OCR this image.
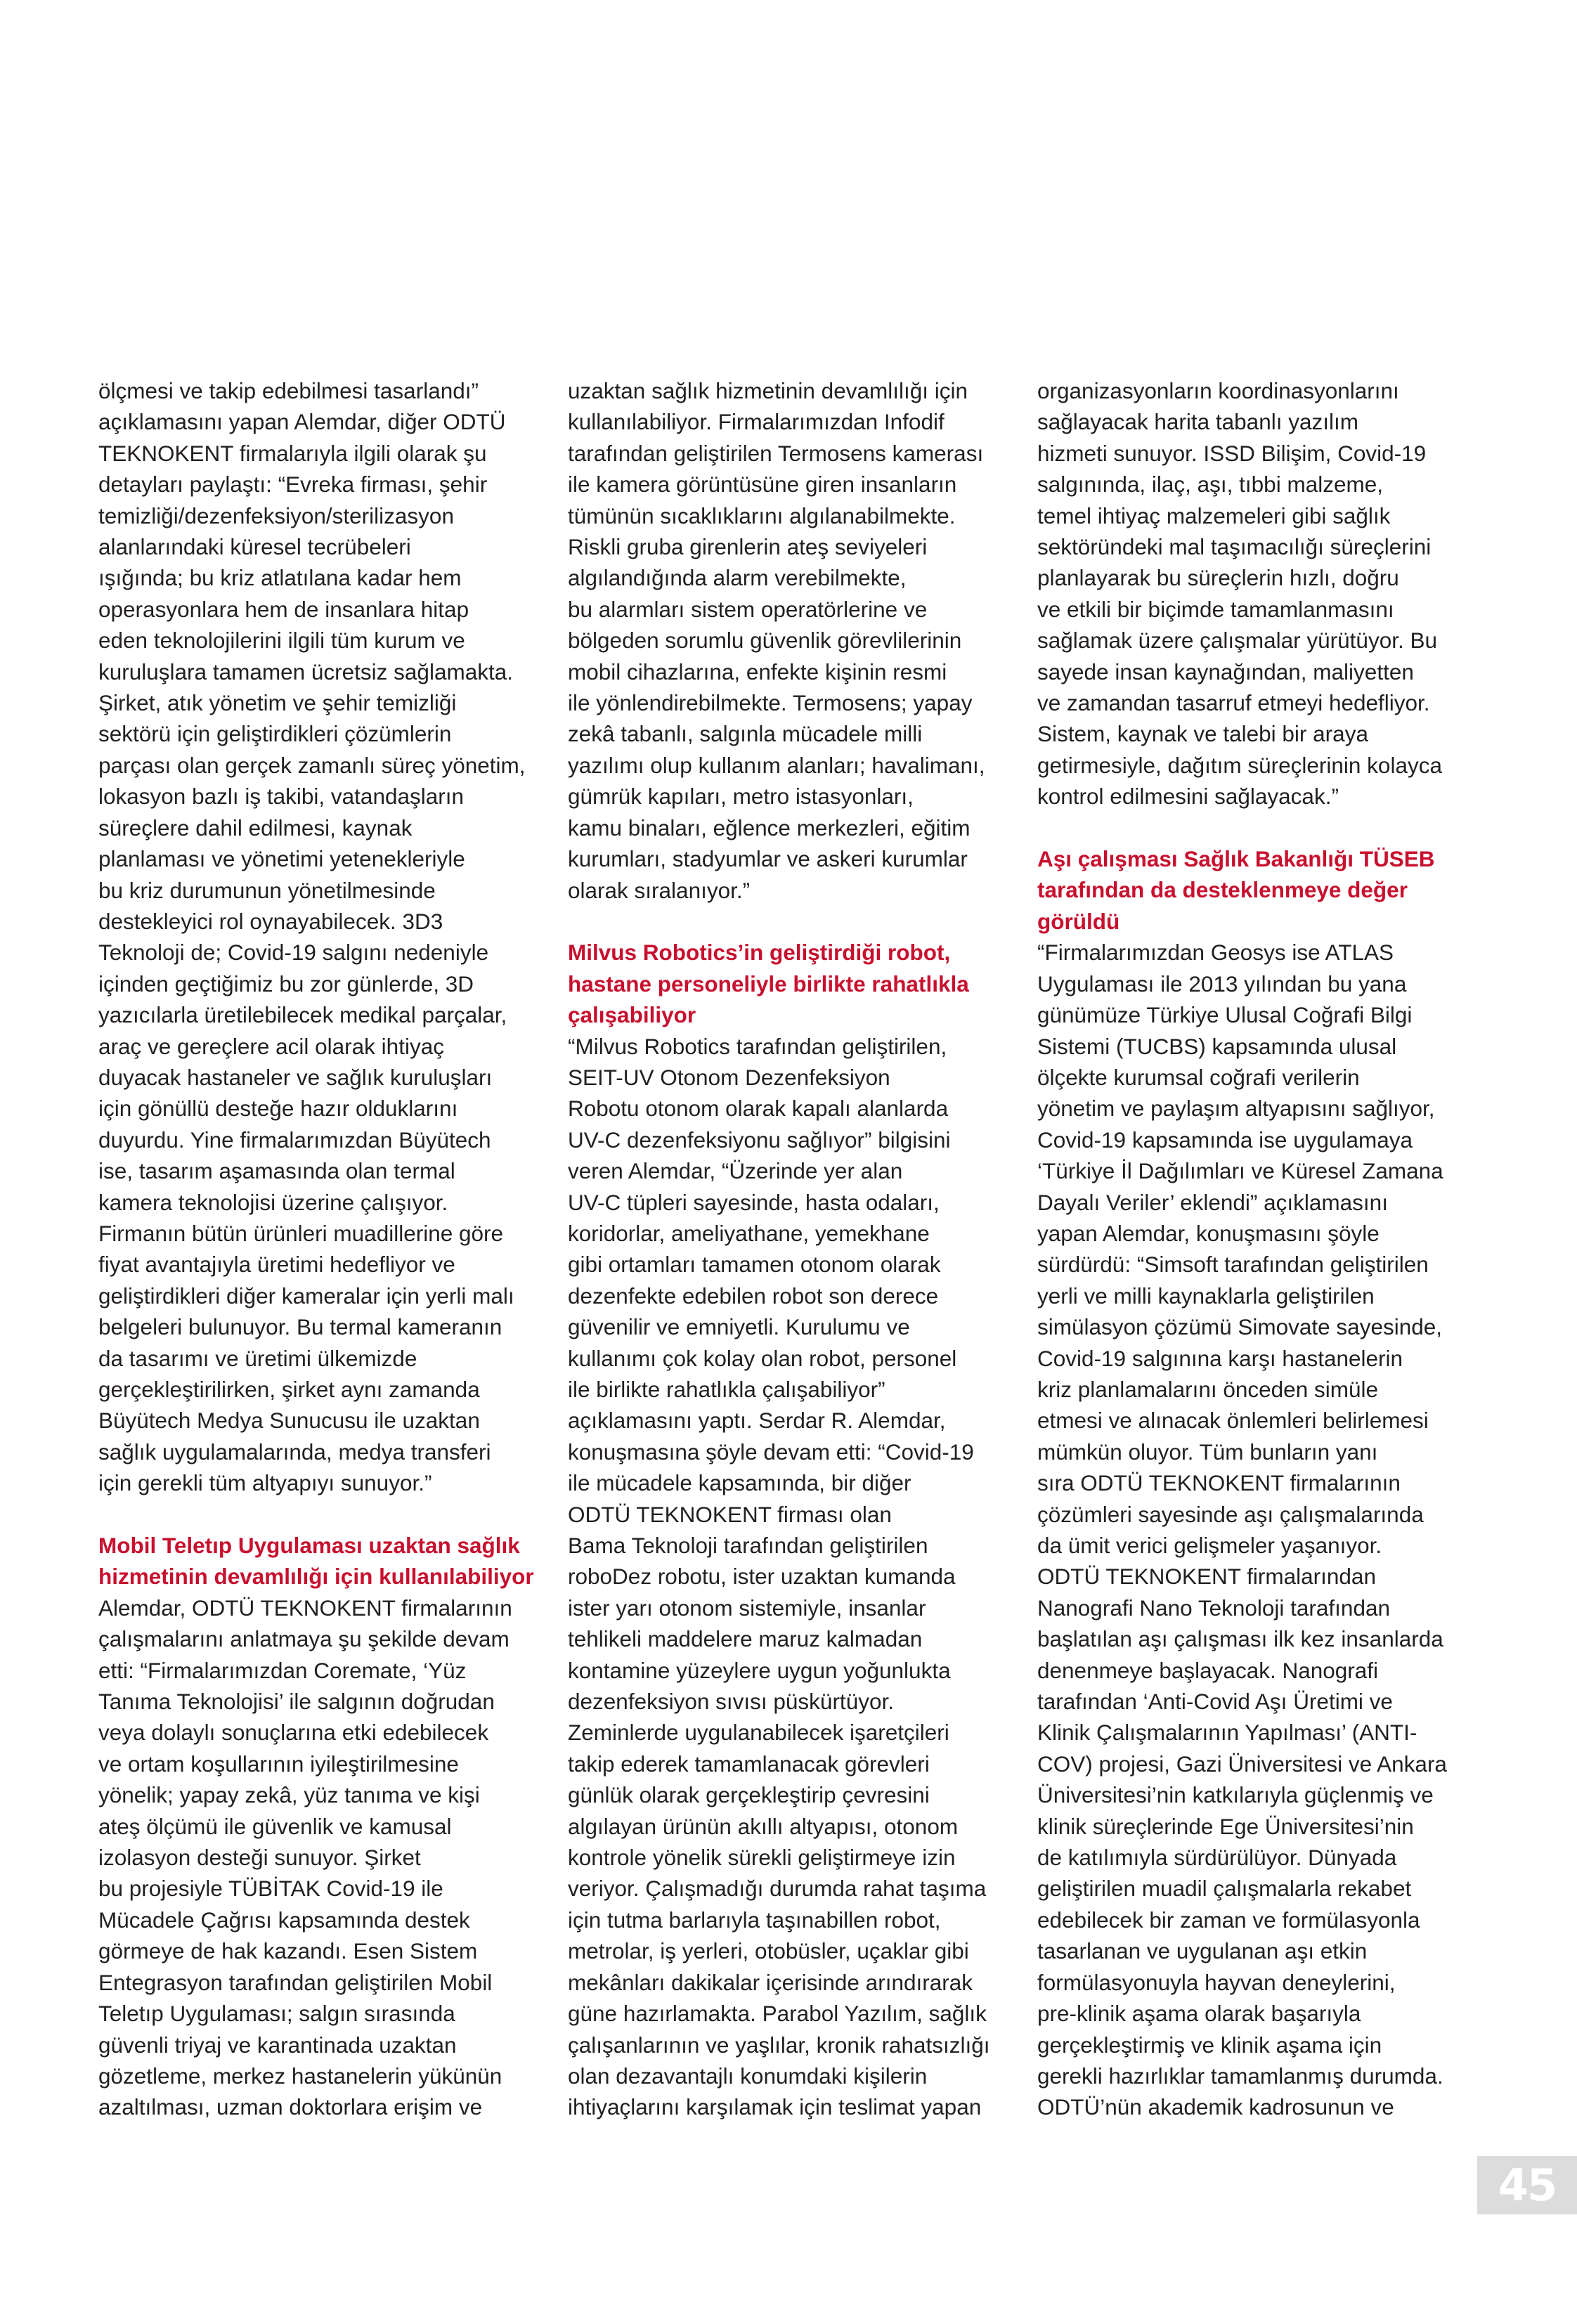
ölçmesi ve takip edebilmesi tasarlandı”
açıklamasını yapan Alemdar, diğer ODTÜ
TEKNOKENT firmalarıyla ilgili olarak şu
detayları paylaştı: “Evreka firması, şehir
temizliği/dezenfeksiyon/sterilizasyon
alanlarındaki küresel tecrübeleri
ışığında; bu kriz atlatılana kadar hem
operasyonlara hem de insanlara hitap
eden teknolojilerini ilgili tüm kurum ve
kuruluşlara tamamen ücretsiz sağlamakta.
Şirket, atık yönetim ve şehir temizliği
sektörü için geliştirdikleri çözümlerin
parçası olan gerçek zamanlı süreç yönetim,
lokasyon bazlı iş takibi, vatandaşların
süreçlere dahil edilmesi, kaynak
planlaması ve yönetimi yetenekleriyle
bu kriz durumunun yönetilmesinde
destekleyici rol oynayabilecek. 3D3
Teknoloji de; Covid-19 salgını nedeniyle
içinden geçtiğimiz bu zor günlerde, 3D
yazıcılarla üretilebilecek medikal parçalar,
araç ve gereçlere acil olarak ihtiyaç
duyacak hastaneler ve sağlık kuruluşları
için gönüllü desteğe hazır olduklarını
duyurdu. Yine firmalarımızdan Büyütech
ise, tasarım aşamasında olan termal
kamera teknolojisi üzerine çalışıyor.
Firmanın bütün ürünleri muadillerine göre
fiyat avantajıyla üretimi hedefliyor ve
geliştirdikleri diğer kameralar için yerli malı
belgeleri bulunuyor. Bu termal kameranın
da tasarımı ve üretimi ülkemizde
gerçekleştirilirken, şirket aynı zamanda
Büyütech Medya Sunucusu ile uzaktan
sağlık uygulamalarında, medya transferi
için gerekli tüm altyapıyı sunuyor.”

Mobil Teletıp Uygulaması uzaktan sağlık
hizmetinin devamlılığı için kullanılabiliyor

Alemdar, ODTÜ TEKNOKENT firmalarının
çalışmalarını anlatmaya şu şekilde devam
etti: “Firmalarımızdan Coremate, ‘Yüz
Tanıma Teknolojisi’ ile salgının doğrudan
veya dolaylı sonuçlarına etki edebilecek
ve ortam koşullarının iyileştirilmesine
yönelik; yapay zekâ, yüz tanıma ve kişi
ateş ölçümü ile güvenlik ve kamusal
izolasyon desteği sunuyor. Şirket
bu projesiyle TÜBİTAK Covid-19 ile
Mücadele Çağrısı kapsamında destek
görmeye de hak kazandı. Esen Sistem
Entegrasyon tarafından geliştirilen Mobil
Teletıp Uygulaması; salgın sırasında
güvenli triyaj ve karantinada uzaktan
gözetleme, merkez hastanelerin yükünün
azaltılması, uzman doktorlara erişim ve

uzaktan sağlık hizmetinin devamlılığı için
kullanılabiliyor. Firmalarımızdan Infodif
tarafından geliştirilen Termosens kamerası
ile kamera görüntüsüne giren insanların
tümünün sıcaklıklarını algılanabilmekte.
Riskli gruba girenlerin ateş seviyeleri
algılandığında alarm verebilmekte,
bu alarmları sistem operatörlerine ve
bölgeden sorumlu güvenlik görevlilerinin
mobil cihazlarına, enfekte kişinin resmi
ile yönlendirebilmekte. Termosens; yapay
zekâ tabanlı, salgınla mücadele milli
yazılımı olup kullanım alanları; havalimanı,
gümrük kapıları, metro istasyonları,
kamu binaları, eğlence merkezleri, eğitim
kurumları, stadyumlar ve askeri kurumlar
olarak sıralanıyor.”

Milvus Robotics’in geliştirdiği robot,
hastane personeliyle birlikte rahatlıkla
çalışabiliyor

“Milvus Robotics tarafından geliştirilen,
SEIT-UV Otonom Dezenfeksiyon
Robotu otonom olarak kapalı alanlarda
UV-C dezenfeksiyonu sağlıyor” bilgisini
veren Alemdar, “Üzerinde yer alan
UV-C tüpleri sayesinde, hasta odaları,
koridorlar, ameliyathane, yemekhane
gibi ortamları tamamen otonom olarak
dezenfekte edebilen robot son derece
güvenilir ve emniyetli. Kurulumu ve
kullanımı çok kolay olan robot, personel
ile birlikte rahatlıkla çalışabiliyor”
açıklamasını yaptı. Serdar R. Alemdar,
konuşmasına şöyle devam etti: “Covid-19
ile mücadele kapsamında, bir diğer
ODTÜ TEKNOKENT firması olan
Bama Teknoloji tarafından geliştirilen
roboDez robotu, ister uzaktan kumanda
ister yarı otonom sistemiyle, insanlar
tehlikeli maddelere maruz kalmadan
kontamine yüzeylere uygun yoğunlukta
dezenfeksiyon sıvısı püskürtüyor.
Zeminlerde uygulanabilecek işaretçileri
takip ederek tamamlanacak görevleri
günlük olarak gerçekleştirip çevresini
algılayan ürünün akıllı altyapısı, otonom
kontrole yönelik sürekli geliştirmeye izin
veriyor. Çalışmadığı durumda rahat taşıma
için tutma barlarıyla taşınabillen robot,
metrolar, iş yerleri, otobüsler, uçaklar gibi
mekânları dakikalar içerisinde arındırarak
güne hazırlamakta. Parabol Yazılım, sağlık
çalışanlarının ve yaşlılar, kronik rahatsızlığı
olan dezavantajlı konumdaki kişilerin
ihtiyaçlarını karşılamak için teslimat yapan

organizasyonların koordinasyonlarını
sağlayacak harita tabanlı yazılım
hizmeti sunuyor. ISSD Bilişim, Covid-19
salgınında, ilaç, aşı, tıbbi malzeme,
temel ihtiyaç malzemeleri gibi sağlık
sektöründeki mal taşımacılığı süreçlerini
planlayarak bu süreçlerin hızlı, doğru
ve etkili bir biçimde tamamlanmasını
sağlamak üzere çalışmalar yürütüyor. Bu
sayede insan kaynağından, maliyetten
ve zamandan tasarruf etmeyi hedefliyor.
Sistem, kaynak ve talebi bir araya
getirmesiyle, dağıtım süreçlerinin kolayca
kontrol edilmesini sağlayacak.”

Aşı çalışması Sağlık Bakanlığı TÜSEB
tarafından da desteklenmeye değer
görüldü

“Firmalarımızdan Geosys ise ATLAS
Uygulaması ile 2013 yılından bu yana
günümüze Türkiye Ulusal Coğrafi Bilgi
Sistemi (TUCBS) kapsamında ulusal
ölçekte kurumsal coğrafi verilerin
yönetim ve paylaşım altyapısını sağlıyor,
Covid-19 kapsamında ise uygulamaya
‘Türkiye İl Dağılımları ve Küresel Zamana
Dayalı Veriler’ eklendi” açıklamasını
yapan Alemdar, konuşmasını şöyle
sürdürdü: “Simsoft tarafından geliştirilen
yerli ve milli kaynaklarla geliştirilen
simülasyon çözümü Simovate sayesinde,
Covid-19 salgınına karşı hastanelerin
kriz planlamalarını önceden simüle
etmesi ve alınacak önlemleri belirlemesi
mümkün oluyor. Tüm bunların yanı
sıra ODTÜ TEKNOKENT firmalarının
çözümleri sayesinde aşı çalışmalarında
da ümit verici gelişmeler yaşanıyor.
ODTÜ TEKNOKENT firmalarından
Nanografi Nano Teknoloji tarafından
başlatılan aşı çalışması ilk kez insanlarda
denenmeye başlayacak. Nanografi
tarafından ‘Anti-Covid Aşı Üretimi ve
Klinik Çalışmalarının Yapılması’ (ANTI-
COV) projesi, Gazi Üniversitesi ve Ankara
Üniversitesi’nin katkılarıyla güçlenmiş ve
klinik süreçlerinde Ege Üniversitesi’nin
de katılımıyla sürdürülüyor. Dünyada
geliştirilen muadil çalışmalarla rekabet
edebilecek bir zaman ve formülasyonla
tasarlanan ve uygulanan aşı etkin
formülasyonuyla hayvan deneylerini,
pre-klinik aşama olarak başarıyla
gerçekleştirmiş ve klinik aşama için
gerekli hazırlıklar tamamlanmış durumda.
ODTÜ’nün akademik kadrosunun ve

45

◆ Set task:
Pick out the lines containing the string "tamamen" and show them.

◆ Complete output:
kuruluşlara tamamen ücretsiz sağlamakta.
gibi ortamları tamamen otonom olarak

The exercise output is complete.